Problem statement: All records must be quoted exactly. Omit the pictures.

Dataset items:
────────────────────

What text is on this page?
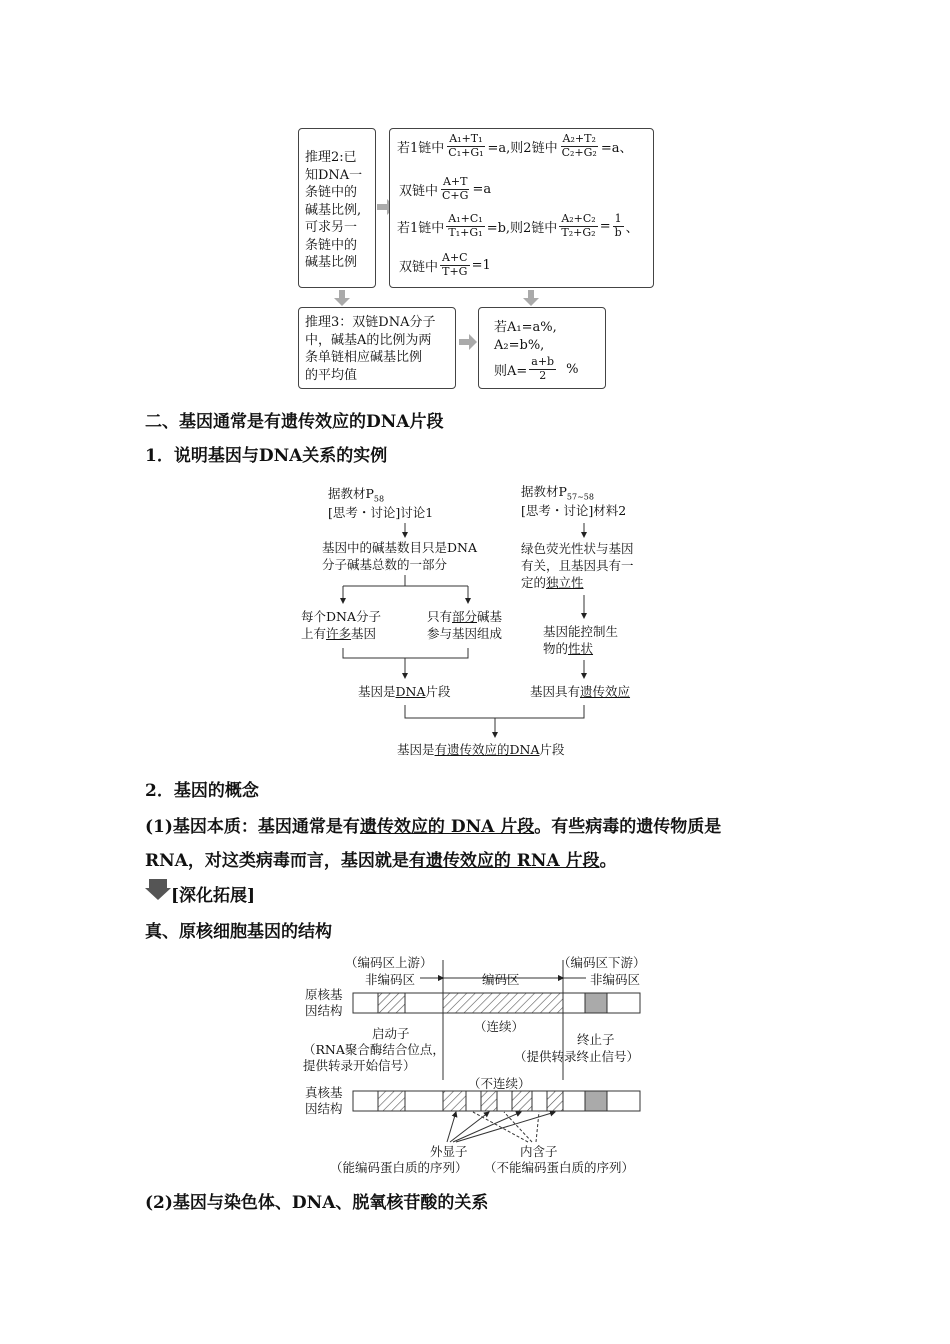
推理2:已
知DNA一
条链中的
碱基比例,
可求另一
条链中的
碱基比例
若1链中 $\frac{\text{A₁+T₁}}{\text{C₁+G₁}} =a$,则2链中 $\frac{\text{A₂+T₂}}{\text{C₂+G₂}} =a$、
双链中 $\frac{A+T}{C+G} =a$
若1链中 $\frac{\text{A₁+C₁}}{\text{T₁+G₁}} =b$,则2链中 $\frac{\text{A₂+C₂}}{\text{T₂+G₂}} = \frac{1}{b}$ 、
双链中 $\frac{A+C}{T+G} =1$
推理3：双链DNA分子
中，碱基A的比例为两
条单链相应碱基比例
的平均值
若A₁=a%,
A₂=b%,
则$A= \frac{a+b}{2}$ %
二、基因通常是有遗传效应的DNA片段
1．说明基因与DNA关系的实例
据教材$P_{58}$
[思考・讨论]讨论1
据教材$P_{57\sim 58}$
[思考・讨论]材料2
基因中的碱基数目只是DNA
分子碱基总数的一部分
每个DNA分子
上有许多基因
只有部分碱基
参与基因组成
绿色荧光性状与基因
有关，且基因具有一
定的独立性
基因能控制生
物的性状
基因是DNA片段	基因具有遗传效应
基因是有遗传效应的DNA片段
2．基因的概念
(1)基因本质：基因通常是有遗传效应的 DNA 片段。有些病毒的遗传物质是
RNA，对这类病毒而言，基因就是有遗传效应的 RNA 片段。
[深化拓展]
真、原核细胞基因的结构
（编码区上游）	（编码区下游）
非编码区	编码区	非编码区
原核基
因结构
启动子	（连续）
终止子
（RNA聚合酶结合位点，
提供转录开始信号）
（提供转录终止信号）
（不连续）
真核基
因结构
外显子	内含子
（能编码蛋白质的序列） （不能编码蛋白质的序列）
(2)基因与染色体、DNA、脱氧核苷酸的关系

────────────────────

Answer to the task:
What text is on this page?
推理2:已
知DNA一
条链中的
碱基比例,
可求另一
条链中的
碱基比例
若1链中 $\frac{\text{A₁+T₁}}{\text{C₁+G₁}} =a$,则2链中 $\frac{\text{A₂+T₂}}{\text{C₂+G₂}} =a$、
双链中 $\frac{A+T}{C+G} =a$
若1链中 $\frac{\text{A₁+C₁}}{\text{T₁+G₁}} =b$,则2链中 $\frac{\text{A₂+C₂}}{\text{T₂+G₂}} = \frac{1}{b}$ 、
双链中 $\frac{A+C}{T+G} =1$
推理3：双链DNA分子
中，碱基A的比例为两
条单链相应碱基比例
的平均值
若A₁=a%,
A₂=b%,
则$A= \frac{a+b}{2}$ %
二、基因通常是有遗传效应的DNA片段
1．说明基因与DNA关系的实例
据教材$P_{58}$
[思考・讨论]讨论1
据教材$P_{57\sim 58}$
[思考・讨论]材料2
基因中的碱基数目只是DNA
分子碱基总数的一部分
每个DNA分子
上有许多基因
只有部分碱基
参与基因组成
绿色荧光性状与基因
有关，且基因具有一
定的独立性
基因能控制生
物的性状
基因是DNA片段	基因具有遗传效应
基因是有遗传效应的DNA片段
2．基因的概念
(1)基因本质：基因通常是有遗传效应的 DNA 片段。有些病毒的遗传物质是
RNA，对这类病毒而言，基因就是有遗传效应的 RNA 片段。
[深化拓展]
真、原核细胞基因的结构
（编码区上游）	（编码区下游）
非编码区	编码区	非编码区
原核基
因结构
启动子	（连续）
终止子
（RNA聚合酶结合位点，
提供转录开始信号）
（提供转录终止信号）
（不连续）
真核基
因结构
外显子	内含子
（能编码蛋白质的序列） （不能编码蛋白质的序列）
(2)基因与染色体、DNA、脱氧核苷酸的关系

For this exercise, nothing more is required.